*EXERCISE PROMPT:*
Copy the data precisely, character for character, and leave out every picture.

*TASK INPUT:*
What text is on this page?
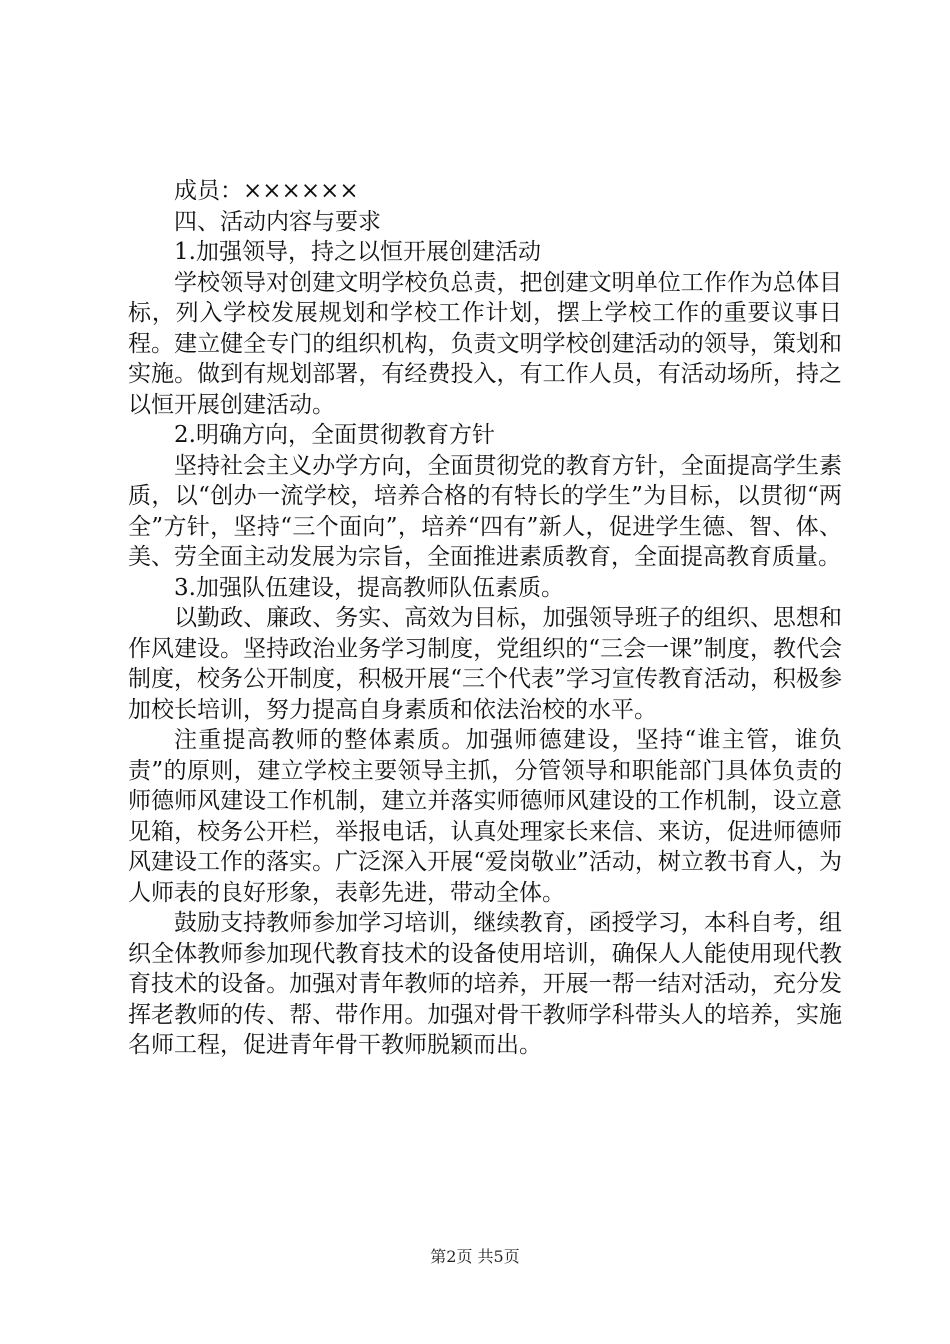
成员：××××××

四、活动内容与要求

1.加强领导，持之以恒开展创建活动

学校领导对创建文明学校负总责，把创建文明单位工作作为总体目标，列入学校发展规划和学校工作计划，摆上学校工作的重要议事日程。建立健全专门的组织机构，负责文明学校创建活动的领导，策划和实施。做到有规划部署，有经费投入，有工作人员，有活动场所，持之以恒开展创建活动。

2.明确方向，全面贯彻教育方针

坚持社会主义办学方向，全面贯彻党的教育方针，全面提高学生素质，以“创办一流学校，培养合格的有特长的学生”为目标，以贯彻“两全”方针，坚持“三个面向”，培养“四有”新人，促进学生德、智、体、美、劳全面主动发展为宗旨，全面推进素质教育，全面提高教育质量。

3.加强队伍建设，提高教师队伍素质。

以勤政、廉政、务实、高效为目标，加强领导班子的组织、思想和作风建设。坚持政治业务学习制度，党组织的“三会一课”制度，教代会制度，校务公开制度，积极开展“三个代表”学习宣传教育活动，积极参加校长培训，努力提高自身素质和依法治校的水平。

注重提高教师的整体素质。加强师德建设，坚持“谁主管，谁负责”的原则，建立学校主要领导主抓，分管领导和职能部门具体负责的师德师风建设工作机制，建立并落实师德师风建设的工作机制，设立意见箱，校务公开栏，举报电话，认真处理家长来信、来访，促进师德师风建设工作的落实。广泛深入开展“爱岗敬业”活动，树立教书育人，为人师表的良好形象，表彰先进，带动全体。

鼓励支持教师参加学习培训，继续教育，函授学习，本科自考，组织全体教师参加现代教育技术的设备使用培训，确保人人能使用现代教育技术的设备。加强对青年教师的培养，开展一帮一结对活动，充分发挥老教师的传、帮、带作用。加强对骨干教师学科带头人的培养，实施名师工程，促进青年骨干教师脱颖而出。

第2页 共5页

*OUTPUT:*
What text is on this page?
成员：××××××

四、活动内容与要求

1.加强领导，持之以恒开展创建活动

学校领导对创建文明学校负总责，把创建文明单位工作作为总体目标，列入学校发展规划和学校工作计划，摆上学校工作的重要议事日程。建立健全专门的组织机构，负责文明学校创建活动的领导，策划和实施。做到有规划部署，有经费投入，有工作人员，有活动场所，持之以恒开展创建活动。

2.明确方向，全面贯彻教育方针

坚持社会主义办学方向，全面贯彻党的教育方针，全面提高学生素质，以“创办一流学校，培养合格的有特长的学生”为目标，以贯彻“两全”方针，坚持“三个面向”，培养“四有”新人，促进学生德、智、体、美、劳全面主动发展为宗旨，全面推进素质教育，全面提高教育质量。

3.加强队伍建设，提高教师队伍素质。

以勤政、廉政、务实、高效为目标，加强领导班子的组织、思想和作风建设。坚持政治业务学习制度，党组织的“三会一课”制度，教代会制度，校务公开制度，积极开展“三个代表”学习宣传教育活动，积极参加校长培训，努力提高自身素质和依法治校的水平。

注重提高教师的整体素质。加强师德建设，坚持“谁主管，谁负责”的原则，建立学校主要领导主抓，分管领导和职能部门具体负责的师德师风建设工作机制，建立并落实师德师风建设的工作机制，设立意见箱，校务公开栏，举报电话，认真处理家长来信、来访，促进师德师风建设工作的落实。广泛深入开展“爱岗敬业”活动，树立教书育人，为人师表的良好形象，表彰先进，带动全体。

鼓励支持教师参加学习培训，继续教育，函授学习，本科自考，组织全体教师参加现代教育技术的设备使用培训，确保人人能使用现代教育技术的设备。加强对青年教师的培养，开展一帮一结对活动，充分发挥老教师的传、帮、带作用。加强对骨干教师学科带头人的培养，实施名师工程，促进青年骨干教师脱颖而出。

第2页 共5页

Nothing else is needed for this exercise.